*Qué se pide:* Devuelve íntegro y sin cambios el texto sobre los oficios y vendedores callejeros.

Con la pandemia y en el confinamiento reaparecieron los vendedores de dominós, parqués y ajedrez, los dos primeros son juegos de azar para matar el tiempo y el último, considerado un juego ciencia para pensar. Se fortaleció en la ciudad y entre mis vecinos, la venta de peto al atardecer, los domicilios de fritos, pizzas, pandebono, etc. Con el advenimiento de las nuevas tecnologías de fin de siglo XX, desaparecieron el fotógrafo callejero de agüita, el vendedor ambulante de minutos, el escribano del Parque de las Flores, con su máquina de escribir, ya no vive escribiendo cartas de amor como a finales del siglo XIX y principios del XX, sino ayudando a redactar denuncias para pleitos y demandas. Con el paso de los años, desaparecieron los vendedores de galletas y panochas con su cocada adentro, los vendedores de globos azucarados de color rosado que solo reaparecen cuando llega el circo, los vendedores de griegas que recuerdan el grito de su creador, el señor Mármol, “¡Es que no me oyen o es que no me ven!”, el señor que vendía sánduches a la entrada del estadio, el vendedor de lámparas y mechas, el vendedor de Menticol para los calores de octubre, el vendedor de discos en acetato, el de memorias musicales, el de coco y caimito (aún sobreviven), como el vendedor de queso y plátano, el vendedor de frutas, el vendedor callejero de arroz de cangrejo y lisa, el pintor de brocha gorda, el vendedor de ají picante, el milagrero que sanaba los huesos torcidos con oraciones en la Torre del Reloj, aún sobreviven los retratistas callejeros al carboncillo y a la acuarela; los tradicionales sastres de Getsemaní, las modistas del Centro amurallado que aún remiendan la ropa descosida; los contadores de historias que se ganaban la vida en las plazas haciendo reír a la gente; los saltimbanquis y los tragafuegos de los semáforos, los artesanos y los músicos callejeros. Los vendedores de ropa de segunda mano o ropa que viene en toneladas del otro lado del mar, de Asia, Estados Unidos, ropa de Siri Lanka, París, o un lugar recóndito del mundo, y se vende barata porque ha sido adquirida no por su valor real sino por el peso total de las pacas de ropa, se venden en el mercado los sábados de esta vida antes y después de la cuarentena.

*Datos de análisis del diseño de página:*

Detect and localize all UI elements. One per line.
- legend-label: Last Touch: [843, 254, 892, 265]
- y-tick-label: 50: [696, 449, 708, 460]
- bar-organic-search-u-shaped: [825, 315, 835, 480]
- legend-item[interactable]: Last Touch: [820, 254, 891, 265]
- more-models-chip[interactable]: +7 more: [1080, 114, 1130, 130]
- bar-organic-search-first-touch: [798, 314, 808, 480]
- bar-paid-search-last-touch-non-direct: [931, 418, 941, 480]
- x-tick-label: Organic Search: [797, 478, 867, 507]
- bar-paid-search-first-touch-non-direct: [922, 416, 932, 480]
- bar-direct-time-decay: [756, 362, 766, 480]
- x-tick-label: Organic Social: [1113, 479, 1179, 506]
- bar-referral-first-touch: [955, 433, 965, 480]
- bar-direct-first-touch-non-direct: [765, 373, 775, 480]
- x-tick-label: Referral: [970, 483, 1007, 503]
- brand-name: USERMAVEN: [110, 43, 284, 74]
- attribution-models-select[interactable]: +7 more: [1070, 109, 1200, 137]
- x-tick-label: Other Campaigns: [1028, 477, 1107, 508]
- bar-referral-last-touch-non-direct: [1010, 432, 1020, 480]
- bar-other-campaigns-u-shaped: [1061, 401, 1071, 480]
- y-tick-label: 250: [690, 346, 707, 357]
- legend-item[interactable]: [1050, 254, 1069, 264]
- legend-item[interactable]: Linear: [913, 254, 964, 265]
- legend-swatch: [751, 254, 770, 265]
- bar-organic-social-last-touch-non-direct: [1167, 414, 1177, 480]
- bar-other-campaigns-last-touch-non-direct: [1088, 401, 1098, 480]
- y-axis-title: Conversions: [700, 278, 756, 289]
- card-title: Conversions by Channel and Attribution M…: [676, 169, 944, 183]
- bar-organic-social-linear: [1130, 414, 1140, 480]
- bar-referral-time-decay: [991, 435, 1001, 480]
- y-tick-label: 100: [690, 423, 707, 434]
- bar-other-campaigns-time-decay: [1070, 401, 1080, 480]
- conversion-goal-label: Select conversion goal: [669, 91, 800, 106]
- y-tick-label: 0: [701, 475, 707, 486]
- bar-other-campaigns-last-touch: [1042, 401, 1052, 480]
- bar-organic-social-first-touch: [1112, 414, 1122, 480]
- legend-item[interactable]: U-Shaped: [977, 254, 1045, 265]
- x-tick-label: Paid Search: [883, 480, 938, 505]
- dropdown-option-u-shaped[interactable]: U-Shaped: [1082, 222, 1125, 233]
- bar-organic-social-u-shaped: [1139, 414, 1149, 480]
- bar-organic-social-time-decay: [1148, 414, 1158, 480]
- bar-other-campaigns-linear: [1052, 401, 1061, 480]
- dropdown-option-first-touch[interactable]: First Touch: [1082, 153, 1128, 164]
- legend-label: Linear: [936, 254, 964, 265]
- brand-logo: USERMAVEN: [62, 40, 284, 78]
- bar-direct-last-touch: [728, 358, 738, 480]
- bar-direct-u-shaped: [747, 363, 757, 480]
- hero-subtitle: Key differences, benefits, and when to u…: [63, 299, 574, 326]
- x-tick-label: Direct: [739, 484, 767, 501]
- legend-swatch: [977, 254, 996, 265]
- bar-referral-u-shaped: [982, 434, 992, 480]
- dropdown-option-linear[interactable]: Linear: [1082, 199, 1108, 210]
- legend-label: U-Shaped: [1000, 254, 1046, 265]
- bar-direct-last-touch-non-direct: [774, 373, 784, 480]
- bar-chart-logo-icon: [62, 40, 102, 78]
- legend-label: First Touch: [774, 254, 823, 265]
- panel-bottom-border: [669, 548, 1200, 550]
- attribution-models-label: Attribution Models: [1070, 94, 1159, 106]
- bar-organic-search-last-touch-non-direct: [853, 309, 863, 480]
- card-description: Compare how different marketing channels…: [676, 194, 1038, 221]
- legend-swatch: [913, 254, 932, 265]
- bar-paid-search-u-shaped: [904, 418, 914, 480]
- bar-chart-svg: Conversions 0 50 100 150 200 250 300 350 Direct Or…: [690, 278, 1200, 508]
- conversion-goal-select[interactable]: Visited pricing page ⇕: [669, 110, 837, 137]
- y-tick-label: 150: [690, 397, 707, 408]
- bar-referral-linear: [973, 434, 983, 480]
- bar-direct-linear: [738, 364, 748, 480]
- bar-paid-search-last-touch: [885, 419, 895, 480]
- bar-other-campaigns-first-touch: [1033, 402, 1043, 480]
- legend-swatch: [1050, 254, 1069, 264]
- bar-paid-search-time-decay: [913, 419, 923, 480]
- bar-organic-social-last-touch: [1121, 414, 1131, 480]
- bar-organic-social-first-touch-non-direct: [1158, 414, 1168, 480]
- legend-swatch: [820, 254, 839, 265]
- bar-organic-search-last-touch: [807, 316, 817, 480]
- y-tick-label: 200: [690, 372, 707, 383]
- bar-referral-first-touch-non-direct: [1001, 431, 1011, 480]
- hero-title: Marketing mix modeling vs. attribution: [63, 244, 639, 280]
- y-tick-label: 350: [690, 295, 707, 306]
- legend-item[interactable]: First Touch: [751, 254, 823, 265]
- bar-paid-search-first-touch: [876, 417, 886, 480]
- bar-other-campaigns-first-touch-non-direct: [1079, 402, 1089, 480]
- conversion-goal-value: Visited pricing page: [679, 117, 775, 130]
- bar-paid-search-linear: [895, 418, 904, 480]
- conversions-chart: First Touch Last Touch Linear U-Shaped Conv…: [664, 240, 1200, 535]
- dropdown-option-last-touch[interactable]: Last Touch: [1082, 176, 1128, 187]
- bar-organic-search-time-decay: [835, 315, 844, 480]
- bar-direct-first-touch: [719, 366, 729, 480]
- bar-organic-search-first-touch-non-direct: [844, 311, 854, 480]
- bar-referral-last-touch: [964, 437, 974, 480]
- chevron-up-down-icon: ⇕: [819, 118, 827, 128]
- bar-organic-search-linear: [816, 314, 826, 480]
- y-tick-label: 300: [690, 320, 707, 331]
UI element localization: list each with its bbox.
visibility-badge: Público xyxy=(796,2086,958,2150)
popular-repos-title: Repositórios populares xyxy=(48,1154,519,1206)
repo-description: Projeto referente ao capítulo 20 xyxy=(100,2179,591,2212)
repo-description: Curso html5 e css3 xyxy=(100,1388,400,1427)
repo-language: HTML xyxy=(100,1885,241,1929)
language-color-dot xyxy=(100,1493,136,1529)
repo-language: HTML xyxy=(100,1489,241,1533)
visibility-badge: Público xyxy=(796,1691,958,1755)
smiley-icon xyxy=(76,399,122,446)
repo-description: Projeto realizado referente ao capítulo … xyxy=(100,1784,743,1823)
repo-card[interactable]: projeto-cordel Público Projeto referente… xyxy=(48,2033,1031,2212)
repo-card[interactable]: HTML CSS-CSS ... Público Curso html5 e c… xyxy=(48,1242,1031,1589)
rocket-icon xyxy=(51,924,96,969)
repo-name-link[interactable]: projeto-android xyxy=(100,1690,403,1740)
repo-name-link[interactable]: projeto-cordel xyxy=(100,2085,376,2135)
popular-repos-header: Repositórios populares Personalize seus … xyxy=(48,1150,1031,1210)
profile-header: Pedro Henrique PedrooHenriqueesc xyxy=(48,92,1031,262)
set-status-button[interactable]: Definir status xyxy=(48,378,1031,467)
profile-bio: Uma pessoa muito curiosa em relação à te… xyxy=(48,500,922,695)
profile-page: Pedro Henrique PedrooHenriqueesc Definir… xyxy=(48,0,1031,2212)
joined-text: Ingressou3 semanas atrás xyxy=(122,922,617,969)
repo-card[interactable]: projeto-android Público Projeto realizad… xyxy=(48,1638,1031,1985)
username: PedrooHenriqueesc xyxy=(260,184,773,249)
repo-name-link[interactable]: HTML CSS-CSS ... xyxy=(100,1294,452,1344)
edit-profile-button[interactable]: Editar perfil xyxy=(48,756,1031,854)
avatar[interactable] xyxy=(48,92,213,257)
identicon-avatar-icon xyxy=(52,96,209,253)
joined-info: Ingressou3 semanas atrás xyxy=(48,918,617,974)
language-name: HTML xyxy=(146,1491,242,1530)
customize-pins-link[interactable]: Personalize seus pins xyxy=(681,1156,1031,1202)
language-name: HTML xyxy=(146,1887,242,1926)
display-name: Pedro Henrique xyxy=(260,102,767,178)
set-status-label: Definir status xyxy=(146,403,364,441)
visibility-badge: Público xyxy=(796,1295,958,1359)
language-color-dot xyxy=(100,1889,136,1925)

*Solución propuesta:*
Con la pandemia y en el confinamiento reaparecieron los vendedores de dominós, parqués y ajedrez, los dos primeros son juegos de azar para matar el tiempo y el último, considerado un juego ciencia para pensar. Se fortaleció en la ciudad y entre mis vecinos, la venta de peto al atardecer, los domicilios de fritos, pizzas, pandebono, etc. Con el advenimiento de las nuevas tecnologías de fin de siglo XX, desaparecieron el fotógrafo callejero de agüita, el vendedor ambulante de minutos, el escribano del Parque de las Flores, con su máquina de escribir, ya no vive escribiendo cartas de amor como a finales del siglo XIX y principios del XX, sino ayudando a redactar denuncias para pleitos y demandas. Con el paso de los años, desaparecieron los vendedores de galletas y panochas con su cocada adentro, los vendedores de globos azucarados de color rosado que solo reaparecen cuando llega el circo, los vendedores de griegas que recuerdan el grito de su creador, el señor Mármol, “¡Es que no me oyen o es que no me ven!”, el señor que vendía sánduches a la entrada del estadio, el vendedor de lámparas y mechas, el vendedor de Menticol para los calores de octubre, el vendedor de discos en acetato, el de memorias musicales, el de coco y caimito (aún sobreviven), como el vendedor de queso y plátano, el vendedor de frutas, el vendedor callejero de arroz de cangrejo y lisa, el pintor de brocha gorda, el vendedor de ají picante, el milagrero que sanaba los huesos torcidos con oraciones en la Torre del Reloj, aún sobreviven los retratistas callejeros al carboncillo y a la acuarela; los tradicionales sastres de Getsemaní, las modistas del Centro amurallado que aún remiendan la ropa descosida; los contadores de historias que se ganaban la vida en las plazas haciendo reír a la gente; los saltimbanquis y los tragafuegos de los semáforos, los artesanos y los músicos callejeros. Los vendedores de ropa de segunda mano o ropa que viene en toneladas del otro lado del mar, de Asia, Estados Unidos, ropa de Siri Lanka, París, o un lugar recóndito del mundo, y se vende barata porque ha sido adquirida no por su valor real sino por el peso total de las pacas de ropa, se venden en el mercado los sábados de esta vida antes y después de la cuarentena.